PROMPT -> Exclude the pictures and reproduce the remaining data exactly as written.

DATA SECTION ->
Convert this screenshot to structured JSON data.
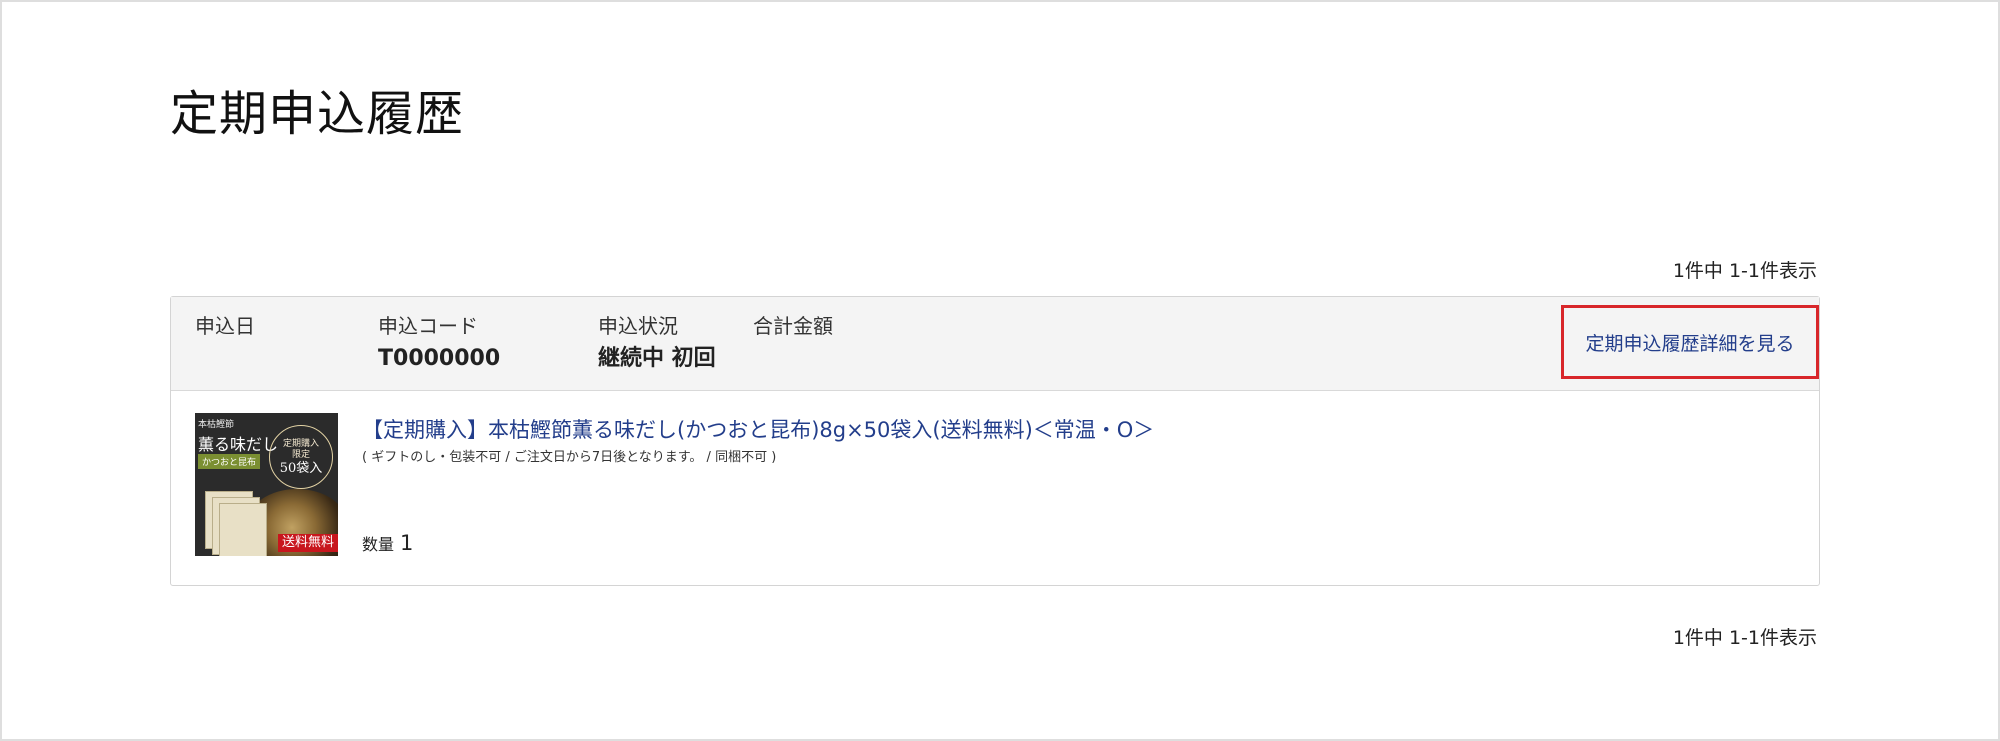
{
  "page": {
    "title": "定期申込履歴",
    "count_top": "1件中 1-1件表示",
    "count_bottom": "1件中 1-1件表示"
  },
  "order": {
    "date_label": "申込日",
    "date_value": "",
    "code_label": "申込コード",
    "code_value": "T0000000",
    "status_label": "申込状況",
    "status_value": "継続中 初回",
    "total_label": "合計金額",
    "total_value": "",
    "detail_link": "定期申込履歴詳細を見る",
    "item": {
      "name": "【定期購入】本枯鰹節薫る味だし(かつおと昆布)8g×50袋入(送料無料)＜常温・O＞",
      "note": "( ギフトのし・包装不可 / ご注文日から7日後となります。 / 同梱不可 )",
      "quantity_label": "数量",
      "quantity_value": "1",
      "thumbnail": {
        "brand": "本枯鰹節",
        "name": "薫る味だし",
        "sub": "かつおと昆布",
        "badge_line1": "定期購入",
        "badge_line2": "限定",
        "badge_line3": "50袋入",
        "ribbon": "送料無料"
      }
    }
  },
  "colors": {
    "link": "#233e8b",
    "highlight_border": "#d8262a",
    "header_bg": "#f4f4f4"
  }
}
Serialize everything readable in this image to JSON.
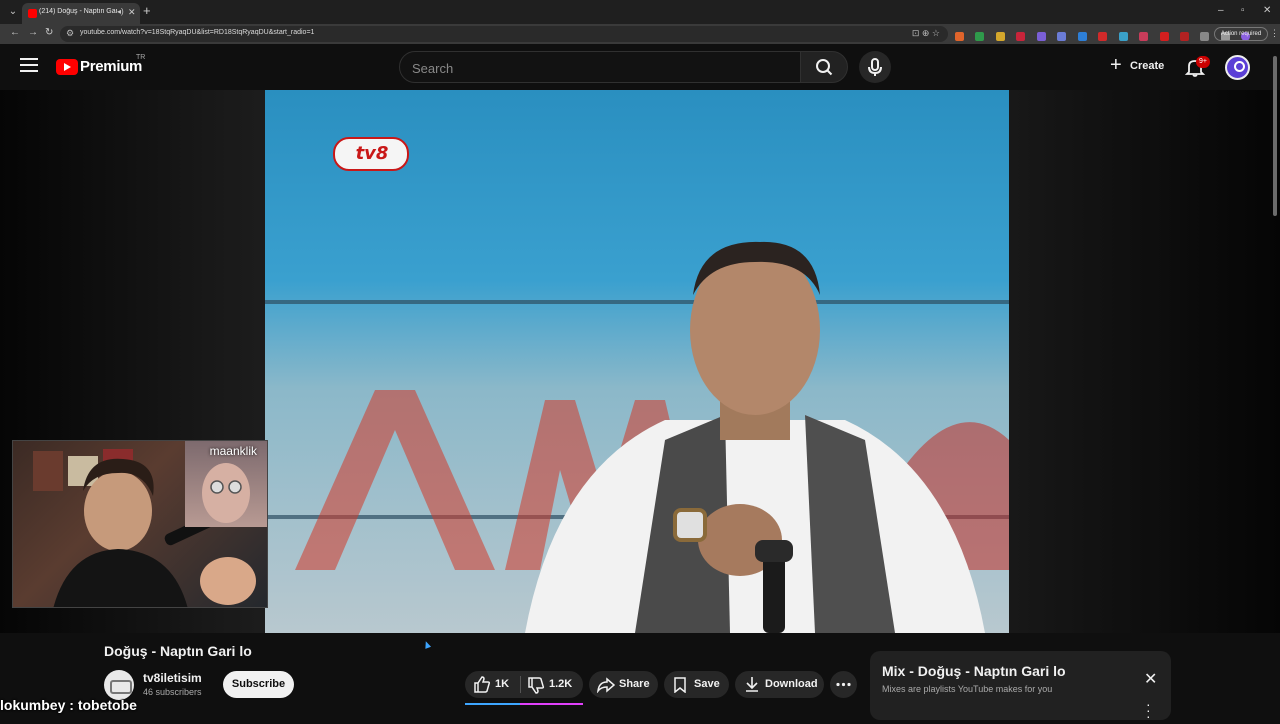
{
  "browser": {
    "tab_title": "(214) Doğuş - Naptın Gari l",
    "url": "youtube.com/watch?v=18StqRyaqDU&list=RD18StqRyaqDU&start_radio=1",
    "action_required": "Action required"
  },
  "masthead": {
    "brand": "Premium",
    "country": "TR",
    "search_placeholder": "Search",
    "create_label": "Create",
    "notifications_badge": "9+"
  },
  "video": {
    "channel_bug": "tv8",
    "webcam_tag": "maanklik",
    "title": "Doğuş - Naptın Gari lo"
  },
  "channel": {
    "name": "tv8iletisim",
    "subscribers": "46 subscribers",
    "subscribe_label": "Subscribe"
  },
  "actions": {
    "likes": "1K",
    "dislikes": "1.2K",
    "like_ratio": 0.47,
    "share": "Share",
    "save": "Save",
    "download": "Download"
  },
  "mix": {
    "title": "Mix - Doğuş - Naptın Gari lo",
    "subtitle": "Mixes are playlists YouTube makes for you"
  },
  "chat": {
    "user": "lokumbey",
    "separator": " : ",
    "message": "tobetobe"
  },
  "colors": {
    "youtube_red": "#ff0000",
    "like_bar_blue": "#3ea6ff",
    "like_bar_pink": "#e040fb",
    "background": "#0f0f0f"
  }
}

SOLUTION BELOW ->
Convert this screenshot to structured JSON data.
{
  "page": {
    "title": "定期申込履歴",
    "count_top": "1件中 1-1件表示",
    "count_bottom": "1件中 1-1件表示"
  },
  "order": {
    "date_label": "申込日",
    "date_value": "",
    "code_label": "申込コード",
    "code_value": "T0000000",
    "status_label": "申込状況",
    "status_value": "継続中 初回",
    "total_label": "合計金額",
    "total_value": "",
    "detail_link": "定期申込履歴詳細を見る",
    "item": {
      "name": "【定期購入】本枯鰹節薫る味だし(かつおと昆布)8g×50袋入(送料無料)＜常温・O＞",
      "note": "( ギフトのし・包装不可 / ご注文日から7日後となります。 / 同梱不可 )",
      "quantity_label": "数量",
      "quantity_value": "1",
      "thumbnail": {
        "brand": "本枯鰹節",
        "name": "薫る味だし",
        "sub": "かつおと昆布",
        "badge_line1": "定期購入",
        "badge_line2": "限定",
        "badge_line3": "50袋入",
        "ribbon": "送料無料"
      }
    }
  },
  "colors": {
    "link": "#233e8b",
    "highlight_border": "#d8262a",
    "header_bg": "#f4f4f4"
  }
}
Serialize everything readable in this image to JSON.
{
  "browser": {
    "tab_title": "(214) Doğuş - Naptın Gari l",
    "url": "youtube.com/watch?v=18StqRyaqDU&list=RD18StqRyaqDU&start_radio=1",
    "action_required": "Action required"
  },
  "masthead": {
    "brand": "Premium",
    "country": "TR",
    "search_placeholder": "Search",
    "create_label": "Create",
    "notifications_badge": "9+"
  },
  "video": {
    "channel_bug": "tv8",
    "webcam_tag": "maanklik",
    "title": "Doğuş - Naptın Gari lo"
  },
  "channel": {
    "name": "tv8iletisim",
    "subscribers": "46 subscribers",
    "subscribe_label": "Subscribe"
  },
  "actions": {
    "likes": "1K",
    "dislikes": "1.2K",
    "like_ratio": 0.47,
    "share": "Share",
    "save": "Save",
    "download": "Download"
  },
  "mix": {
    "title": "Mix - Doğuş - Naptın Gari lo",
    "subtitle": "Mixes are playlists YouTube makes for you"
  },
  "chat": {
    "user": "lokumbey",
    "separator": " : ",
    "message": "tobetobe"
  },
  "colors": {
    "youtube_red": "#ff0000",
    "like_bar_blue": "#3ea6ff",
    "like_bar_pink": "#e040fb",
    "background": "#0f0f0f"
  }
}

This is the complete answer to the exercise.